▶ **What needs to be done**
From the listing below, extract each line containing the string "aholisi".

▶ **Given data**

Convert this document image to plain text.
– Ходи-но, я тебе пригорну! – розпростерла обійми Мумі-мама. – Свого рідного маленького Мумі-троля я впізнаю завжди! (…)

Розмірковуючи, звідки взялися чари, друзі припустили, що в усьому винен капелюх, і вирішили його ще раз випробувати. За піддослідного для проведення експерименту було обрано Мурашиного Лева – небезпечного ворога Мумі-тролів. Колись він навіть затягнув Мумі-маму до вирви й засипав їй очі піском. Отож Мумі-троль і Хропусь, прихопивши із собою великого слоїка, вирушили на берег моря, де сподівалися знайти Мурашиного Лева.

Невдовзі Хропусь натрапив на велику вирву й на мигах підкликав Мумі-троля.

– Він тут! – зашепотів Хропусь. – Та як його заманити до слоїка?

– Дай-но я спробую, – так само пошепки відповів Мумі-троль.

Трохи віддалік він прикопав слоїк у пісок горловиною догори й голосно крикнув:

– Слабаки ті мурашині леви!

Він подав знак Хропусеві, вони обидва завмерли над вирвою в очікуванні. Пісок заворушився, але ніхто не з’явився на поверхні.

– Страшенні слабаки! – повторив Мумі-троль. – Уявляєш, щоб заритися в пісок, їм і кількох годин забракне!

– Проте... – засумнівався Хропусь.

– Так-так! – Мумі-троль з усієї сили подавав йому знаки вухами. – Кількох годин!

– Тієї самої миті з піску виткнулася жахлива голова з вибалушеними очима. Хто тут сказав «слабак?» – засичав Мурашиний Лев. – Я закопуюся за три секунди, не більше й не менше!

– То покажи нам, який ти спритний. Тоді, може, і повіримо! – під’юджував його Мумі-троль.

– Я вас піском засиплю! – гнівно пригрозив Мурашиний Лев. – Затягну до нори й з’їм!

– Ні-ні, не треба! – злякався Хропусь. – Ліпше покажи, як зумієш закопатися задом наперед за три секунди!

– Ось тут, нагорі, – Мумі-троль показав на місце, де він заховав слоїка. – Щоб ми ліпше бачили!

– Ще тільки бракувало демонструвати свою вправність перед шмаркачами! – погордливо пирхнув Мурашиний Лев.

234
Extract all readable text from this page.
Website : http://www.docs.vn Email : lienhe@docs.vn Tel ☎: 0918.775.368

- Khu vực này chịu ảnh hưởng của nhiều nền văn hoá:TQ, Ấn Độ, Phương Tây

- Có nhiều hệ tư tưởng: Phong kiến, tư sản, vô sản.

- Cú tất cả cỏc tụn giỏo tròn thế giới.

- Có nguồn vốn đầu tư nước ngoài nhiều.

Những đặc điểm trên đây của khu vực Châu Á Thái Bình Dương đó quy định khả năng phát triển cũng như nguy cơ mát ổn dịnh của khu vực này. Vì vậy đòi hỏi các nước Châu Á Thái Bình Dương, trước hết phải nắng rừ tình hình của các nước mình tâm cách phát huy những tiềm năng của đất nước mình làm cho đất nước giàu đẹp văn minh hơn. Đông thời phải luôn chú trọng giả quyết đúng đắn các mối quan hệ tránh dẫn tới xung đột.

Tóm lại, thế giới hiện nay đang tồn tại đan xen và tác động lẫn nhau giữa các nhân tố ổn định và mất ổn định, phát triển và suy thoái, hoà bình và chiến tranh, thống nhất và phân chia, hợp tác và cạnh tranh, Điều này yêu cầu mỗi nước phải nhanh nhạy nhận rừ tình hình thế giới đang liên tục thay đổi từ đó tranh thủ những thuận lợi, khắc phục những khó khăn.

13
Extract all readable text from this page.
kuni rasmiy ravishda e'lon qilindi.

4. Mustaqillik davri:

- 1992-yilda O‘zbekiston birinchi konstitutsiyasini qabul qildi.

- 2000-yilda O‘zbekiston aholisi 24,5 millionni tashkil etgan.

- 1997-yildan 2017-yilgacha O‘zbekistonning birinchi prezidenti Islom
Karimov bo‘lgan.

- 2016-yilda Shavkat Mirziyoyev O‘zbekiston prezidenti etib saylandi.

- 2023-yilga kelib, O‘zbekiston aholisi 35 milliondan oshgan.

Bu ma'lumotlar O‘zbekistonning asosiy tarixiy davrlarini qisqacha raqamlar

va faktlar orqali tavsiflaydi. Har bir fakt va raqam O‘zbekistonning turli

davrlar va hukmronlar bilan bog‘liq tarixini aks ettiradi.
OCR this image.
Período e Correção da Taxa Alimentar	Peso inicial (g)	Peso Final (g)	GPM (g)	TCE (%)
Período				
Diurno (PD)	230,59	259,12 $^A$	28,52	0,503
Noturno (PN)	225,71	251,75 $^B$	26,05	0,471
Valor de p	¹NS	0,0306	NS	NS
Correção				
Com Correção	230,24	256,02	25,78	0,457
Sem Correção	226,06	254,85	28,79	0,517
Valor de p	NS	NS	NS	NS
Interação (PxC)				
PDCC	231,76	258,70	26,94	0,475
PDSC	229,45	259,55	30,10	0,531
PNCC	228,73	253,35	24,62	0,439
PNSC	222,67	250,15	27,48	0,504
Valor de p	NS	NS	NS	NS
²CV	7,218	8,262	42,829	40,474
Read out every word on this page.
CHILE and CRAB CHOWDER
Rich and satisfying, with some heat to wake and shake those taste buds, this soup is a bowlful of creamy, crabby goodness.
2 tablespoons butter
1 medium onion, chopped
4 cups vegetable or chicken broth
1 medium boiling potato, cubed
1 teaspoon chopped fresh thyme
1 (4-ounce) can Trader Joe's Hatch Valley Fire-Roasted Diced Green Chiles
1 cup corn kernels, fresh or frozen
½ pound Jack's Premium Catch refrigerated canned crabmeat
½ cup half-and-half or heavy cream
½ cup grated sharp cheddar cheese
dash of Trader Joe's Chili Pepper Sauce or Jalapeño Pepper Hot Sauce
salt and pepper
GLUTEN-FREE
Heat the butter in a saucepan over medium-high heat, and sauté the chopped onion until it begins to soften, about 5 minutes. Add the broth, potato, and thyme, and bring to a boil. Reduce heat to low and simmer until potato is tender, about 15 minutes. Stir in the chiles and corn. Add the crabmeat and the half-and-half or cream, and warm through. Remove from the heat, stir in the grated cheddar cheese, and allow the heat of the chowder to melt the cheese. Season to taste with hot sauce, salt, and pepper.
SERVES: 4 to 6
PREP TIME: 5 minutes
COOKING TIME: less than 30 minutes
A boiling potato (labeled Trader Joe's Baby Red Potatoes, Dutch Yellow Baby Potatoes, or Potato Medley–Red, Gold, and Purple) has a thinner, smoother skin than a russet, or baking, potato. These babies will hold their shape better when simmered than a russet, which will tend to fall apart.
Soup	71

▶ **Reply**
- 2000-yilda O‘zbekiston aholisi 24,5 millionni tashkil etgan.
- 2023-yilga kelib, O‘zbekiston aholisi 35 milliondan oshgan.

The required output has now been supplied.